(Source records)
-=-=-=-=-

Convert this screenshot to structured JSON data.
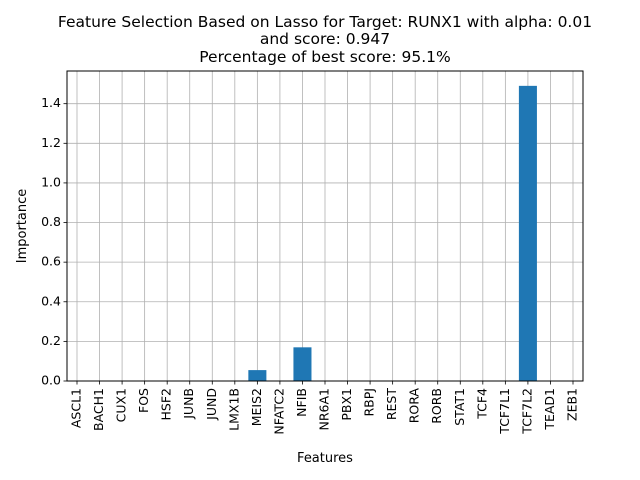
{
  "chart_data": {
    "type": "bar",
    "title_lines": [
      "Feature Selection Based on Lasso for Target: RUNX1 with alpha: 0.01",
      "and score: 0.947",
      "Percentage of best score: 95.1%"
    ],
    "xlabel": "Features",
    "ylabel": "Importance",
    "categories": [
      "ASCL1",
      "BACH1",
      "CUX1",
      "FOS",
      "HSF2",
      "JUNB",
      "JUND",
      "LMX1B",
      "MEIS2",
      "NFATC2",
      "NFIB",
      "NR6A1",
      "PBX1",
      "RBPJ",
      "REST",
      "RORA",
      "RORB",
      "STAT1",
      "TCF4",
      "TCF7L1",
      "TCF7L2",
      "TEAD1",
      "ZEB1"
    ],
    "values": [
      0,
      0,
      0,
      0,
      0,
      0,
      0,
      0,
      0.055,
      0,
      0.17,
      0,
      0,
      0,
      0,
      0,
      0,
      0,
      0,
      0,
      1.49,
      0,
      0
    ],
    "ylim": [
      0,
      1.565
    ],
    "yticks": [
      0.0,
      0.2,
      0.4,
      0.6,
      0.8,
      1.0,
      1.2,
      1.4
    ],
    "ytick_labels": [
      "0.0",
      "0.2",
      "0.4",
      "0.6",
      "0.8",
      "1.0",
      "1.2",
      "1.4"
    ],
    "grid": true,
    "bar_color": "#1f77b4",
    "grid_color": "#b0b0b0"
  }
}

-=-=-=-=-

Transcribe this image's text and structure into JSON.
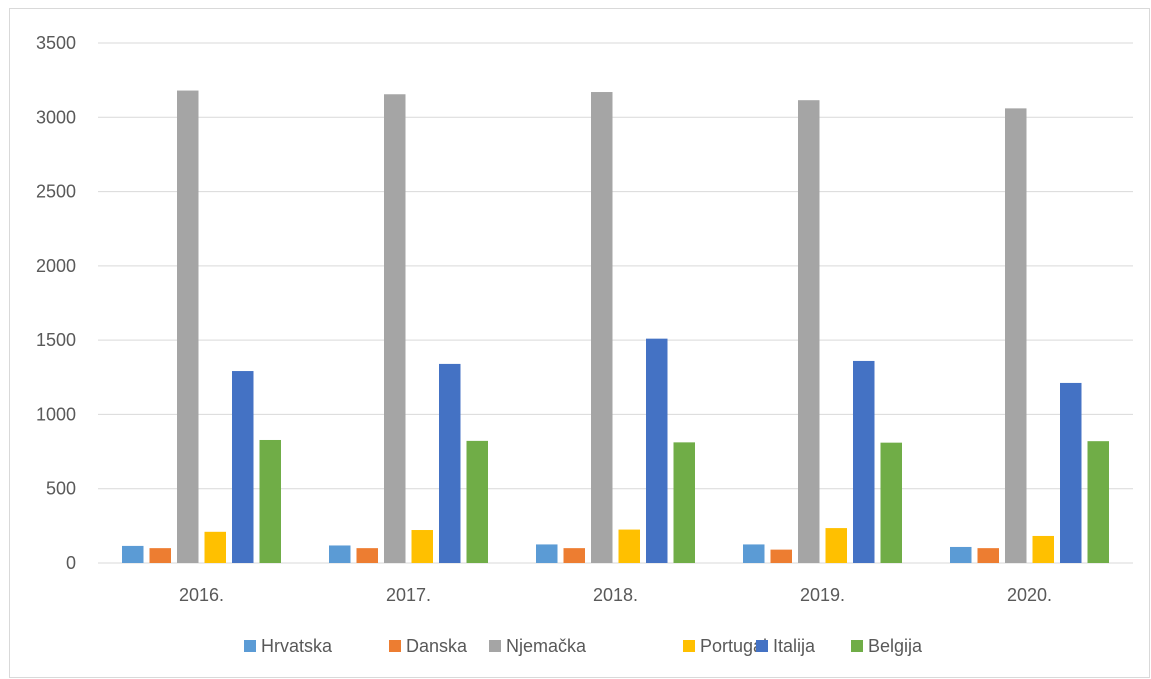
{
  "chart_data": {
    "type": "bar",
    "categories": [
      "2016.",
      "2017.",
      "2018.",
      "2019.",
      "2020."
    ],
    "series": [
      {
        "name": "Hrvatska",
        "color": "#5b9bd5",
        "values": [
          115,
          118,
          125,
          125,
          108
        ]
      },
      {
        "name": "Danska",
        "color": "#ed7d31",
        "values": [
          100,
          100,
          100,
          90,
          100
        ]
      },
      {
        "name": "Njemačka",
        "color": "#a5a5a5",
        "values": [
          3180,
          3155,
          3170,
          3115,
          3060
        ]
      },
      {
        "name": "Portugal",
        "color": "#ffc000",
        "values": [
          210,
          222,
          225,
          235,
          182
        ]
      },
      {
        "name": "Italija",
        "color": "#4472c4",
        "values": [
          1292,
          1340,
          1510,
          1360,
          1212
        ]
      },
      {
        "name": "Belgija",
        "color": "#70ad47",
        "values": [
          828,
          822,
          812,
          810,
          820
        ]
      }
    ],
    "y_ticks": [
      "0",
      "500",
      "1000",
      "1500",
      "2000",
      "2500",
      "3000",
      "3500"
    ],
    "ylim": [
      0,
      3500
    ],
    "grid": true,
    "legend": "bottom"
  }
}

-=-=-=-=-

:: PROBLEM ::
Find the string "score" in the listing and return every line that holds it.

:: FINAL RESULT ::
      "and score: 0.947",
      "Percentage of best score: 95.1%"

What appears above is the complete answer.